**Dataset**

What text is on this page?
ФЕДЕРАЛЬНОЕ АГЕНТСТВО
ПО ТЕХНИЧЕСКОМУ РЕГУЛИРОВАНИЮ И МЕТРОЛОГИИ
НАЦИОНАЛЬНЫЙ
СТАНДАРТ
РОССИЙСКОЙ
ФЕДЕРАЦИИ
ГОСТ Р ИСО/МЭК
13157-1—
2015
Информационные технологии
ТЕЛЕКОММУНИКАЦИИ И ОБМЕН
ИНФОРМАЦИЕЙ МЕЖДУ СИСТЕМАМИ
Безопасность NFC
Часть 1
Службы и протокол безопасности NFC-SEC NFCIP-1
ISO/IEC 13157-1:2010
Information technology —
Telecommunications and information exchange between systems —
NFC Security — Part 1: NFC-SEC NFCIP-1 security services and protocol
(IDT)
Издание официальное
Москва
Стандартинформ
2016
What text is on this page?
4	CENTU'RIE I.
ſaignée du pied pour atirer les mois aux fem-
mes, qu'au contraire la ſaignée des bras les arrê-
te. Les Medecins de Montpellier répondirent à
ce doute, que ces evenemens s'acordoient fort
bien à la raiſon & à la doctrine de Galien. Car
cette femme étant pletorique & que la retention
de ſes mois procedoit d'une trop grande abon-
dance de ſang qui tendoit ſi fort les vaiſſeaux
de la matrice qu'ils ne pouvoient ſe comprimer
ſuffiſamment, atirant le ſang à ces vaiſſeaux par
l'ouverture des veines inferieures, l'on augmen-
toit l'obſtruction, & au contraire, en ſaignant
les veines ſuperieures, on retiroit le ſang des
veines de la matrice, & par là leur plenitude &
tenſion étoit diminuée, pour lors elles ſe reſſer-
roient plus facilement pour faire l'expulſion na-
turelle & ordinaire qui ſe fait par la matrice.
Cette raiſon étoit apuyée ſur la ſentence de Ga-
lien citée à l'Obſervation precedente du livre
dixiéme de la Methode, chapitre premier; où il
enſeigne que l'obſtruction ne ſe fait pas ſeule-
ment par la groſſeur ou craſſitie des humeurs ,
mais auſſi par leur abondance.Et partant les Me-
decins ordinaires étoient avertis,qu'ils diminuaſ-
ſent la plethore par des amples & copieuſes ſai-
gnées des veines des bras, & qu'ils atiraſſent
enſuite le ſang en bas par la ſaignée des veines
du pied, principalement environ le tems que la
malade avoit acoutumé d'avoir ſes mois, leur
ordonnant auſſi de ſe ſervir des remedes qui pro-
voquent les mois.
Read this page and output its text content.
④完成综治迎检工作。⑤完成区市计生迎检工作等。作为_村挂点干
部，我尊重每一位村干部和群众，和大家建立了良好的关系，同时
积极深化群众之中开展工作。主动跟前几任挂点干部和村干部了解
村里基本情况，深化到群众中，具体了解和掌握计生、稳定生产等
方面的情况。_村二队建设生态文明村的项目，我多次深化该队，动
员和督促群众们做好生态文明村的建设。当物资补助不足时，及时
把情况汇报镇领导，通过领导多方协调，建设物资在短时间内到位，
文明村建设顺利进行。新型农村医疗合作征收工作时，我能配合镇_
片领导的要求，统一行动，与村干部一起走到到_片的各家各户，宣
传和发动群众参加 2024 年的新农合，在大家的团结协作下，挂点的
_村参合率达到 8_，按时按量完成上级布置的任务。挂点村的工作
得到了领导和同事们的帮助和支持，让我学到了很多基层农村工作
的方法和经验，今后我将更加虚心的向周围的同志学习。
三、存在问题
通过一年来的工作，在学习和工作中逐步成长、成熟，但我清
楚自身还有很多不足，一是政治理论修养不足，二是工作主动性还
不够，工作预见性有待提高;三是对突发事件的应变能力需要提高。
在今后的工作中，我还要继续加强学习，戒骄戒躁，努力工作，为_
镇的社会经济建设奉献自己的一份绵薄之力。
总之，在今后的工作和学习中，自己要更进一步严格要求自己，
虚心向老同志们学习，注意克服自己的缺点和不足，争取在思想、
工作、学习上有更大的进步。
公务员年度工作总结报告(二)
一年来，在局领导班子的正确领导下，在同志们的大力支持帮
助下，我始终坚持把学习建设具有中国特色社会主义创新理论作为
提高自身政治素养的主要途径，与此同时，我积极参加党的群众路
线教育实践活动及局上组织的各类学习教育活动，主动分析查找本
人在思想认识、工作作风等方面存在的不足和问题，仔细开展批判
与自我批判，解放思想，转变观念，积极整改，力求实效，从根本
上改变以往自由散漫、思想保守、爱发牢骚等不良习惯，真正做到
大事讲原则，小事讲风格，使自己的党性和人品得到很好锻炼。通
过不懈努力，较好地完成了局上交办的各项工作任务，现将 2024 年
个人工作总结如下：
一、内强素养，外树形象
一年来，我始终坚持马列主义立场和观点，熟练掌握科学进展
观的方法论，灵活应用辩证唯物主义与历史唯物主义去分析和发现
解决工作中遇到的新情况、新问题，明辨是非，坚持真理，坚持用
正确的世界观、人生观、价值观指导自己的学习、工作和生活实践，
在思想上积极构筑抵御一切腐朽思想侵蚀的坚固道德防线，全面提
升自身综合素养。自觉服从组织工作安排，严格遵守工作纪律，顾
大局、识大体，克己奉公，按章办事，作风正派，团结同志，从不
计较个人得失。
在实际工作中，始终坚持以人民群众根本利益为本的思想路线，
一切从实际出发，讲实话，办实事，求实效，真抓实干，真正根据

**Exercise objective**
Quote all of the entries verbatim.

**Correct output**
What text is on this page?
ФЕДЕРАЛЬНОЕ АГЕНТСТВО
ПО ТЕХНИЧЕСКОМУ РЕГУЛИРОВАНИЮ И МЕТРОЛОГИИ
НАЦИОНАЛЬНЫЙ
СТАНДАРТ
РОССИЙСКОЙ
ФЕДЕРАЦИИ
ГОСТ Р ИСО/МЭК
13157-1—
2015
Информационные технологии
ТЕЛЕКОММУНИКАЦИИ И ОБМЕН
ИНФОРМАЦИЕЙ МЕЖДУ СИСТЕМАМИ
Безопасность NFC
Часть 1
Службы и протокол безопасности NFC-SEC NFCIP-1
ISO/IEC 13157-1:2010
Information technology —
Telecommunications and information exchange between systems —
NFC Security — Part 1: NFC-SEC NFCIP-1 security services and protocol
(IDT)
Издание официальное
Москва
Стандартинформ
2016
What text is on this page?
4	CENTU'RIE I.
ſaignée du pied pour atirer les mois aux fem-
mes, qu'au contraire la ſaignée des bras les arrê-
te. Les Medecins de Montpellier répondirent à
ce doute, que ces evenemens s'acordoient fort
bien à la raiſon & à la doctrine de Galien. Car
cette femme étant pletorique & que la retention
de ſes mois procedoit d'une trop grande abon-
dance de ſang qui tendoit ſi fort les vaiſſeaux
de la matrice qu'ils ne pouvoient ſe comprimer
ſuffiſamment, atirant le ſang à ces vaiſſeaux par
l'ouverture des veines inferieures, l'on augmen-
toit l'obſtruction, & au contraire, en ſaignant
les veines ſuperieures, on retiroit le ſang des
veines de la matrice, & par là leur plenitude &
tenſion étoit diminuée, pour lors elles ſe reſſer-
roient plus facilement pour faire l'expulſion na-
turelle & ordinaire qui ſe fait par la matrice.
Cette raiſon étoit apuyée ſur la ſentence de Ga-
lien citée à l'Obſervation precedente du livre
dixiéme de la Methode, chapitre premier; où il
enſeigne que l'obſtruction ne ſe fait pas ſeule-
ment par la groſſeur ou craſſitie des humeurs ,
mais auſſi par leur abondance.Et partant les Me-
decins ordinaires étoient avertis,qu'ils diminuaſ-
ſent la plethore par des amples & copieuſes ſai-
gnées des veines des bras, & qu'ils atiraſſent
enſuite le ſang en bas par la ſaignée des veines
du pied, principalement environ le tems que la
malade avoit acoutumé d'avoir ſes mois, leur
ordonnant auſſi de ſe ſervir des remedes qui pro-
voquent les mois.
Read this page and output its text content.
④完成综治迎检工作。⑤完成区市计生迎检工作等。作为_村挂点干
部，我尊重每一位村干部和群众，和大家建立了良好的关系，同时
积极深化群众之中开展工作。主动跟前几任挂点干部和村干部了解
村里基本情况，深化到群众中，具体了解和掌握计生、稳定生产等
方面的情况。_村二队建设生态文明村的项目，我多次深化该队，动
员和督促群众们做好生态文明村的建设。当物资补助不足时，及时
把情况汇报镇领导，通过领导多方协调，建设物资在短时间内到位，
文明村建设顺利进行。新型农村医疗合作征收工作时，我能配合镇_
片领导的要求，统一行动，与村干部一起走到到_片的各家各户，宣
传和发动群众参加 2024 年的新农合，在大家的团结协作下，挂点的
_村参合率达到 8_，按时按量完成上级布置的任务。挂点村的工作
得到了领导和同事们的帮助和支持，让我学到了很多基层农村工作
的方法和经验，今后我将更加虚心的向周围的同志学习。
三、存在问题
通过一年来的工作，在学习和工作中逐步成长、成熟，但我清
楚自身还有很多不足，一是政治理论修养不足，二是工作主动性还
不够，工作预见性有待提高;三是对突发事件的应变能力需要提高。
在今后的工作中，我还要继续加强学习，戒骄戒躁，努力工作，为_
镇的社会经济建设奉献自己的一份绵薄之力。
总之，在今后的工作和学习中，自己要更进一步严格要求自己，
虚心向老同志们学习，注意克服自己的缺点和不足，争取在思想、
工作、学习上有更大的进步。
公务员年度工作总结报告(二)
一年来，在局领导班子的正确领导下，在同志们的大力支持帮
助下，我始终坚持把学习建设具有中国特色社会主义创新理论作为
提高自身政治素养的主要途径，与此同时，我积极参加党的群众路
线教育实践活动及局上组织的各类学习教育活动，主动分析查找本
人在思想认识、工作作风等方面存在的不足和问题，仔细开展批判
与自我批判，解放思想，转变观念，积极整改，力求实效，从根本
上改变以往自由散漫、思想保守、爱发牢骚等不良习惯，真正做到
大事讲原则，小事讲风格，使自己的党性和人品得到很好锻炼。通
过不懈努力，较好地完成了局上交办的各项工作任务，现将 2024 年
个人工作总结如下：
一、内强素养，外树形象
一年来，我始终坚持马列主义立场和观点，熟练掌握科学进展
观的方法论，灵活应用辩证唯物主义与历史唯物主义去分析和发现
解决工作中遇到的新情况、新问题，明辨是非，坚持真理，坚持用
正确的世界观、人生观、价值观指导自己的学习、工作和生活实践，
在思想上积极构筑抵御一切腐朽思想侵蚀的坚固道德防线，全面提
升自身综合素养。自觉服从组织工作安排，严格遵守工作纪律，顾
大局、识大体，克己奉公，按章办事，作风正派，团结同志，从不
计较个人得失。
在实际工作中，始终坚持以人民群众根本利益为本的思想路线，
一切从实际出发，讲实话，办实事，求实效，真抓实干，真正根据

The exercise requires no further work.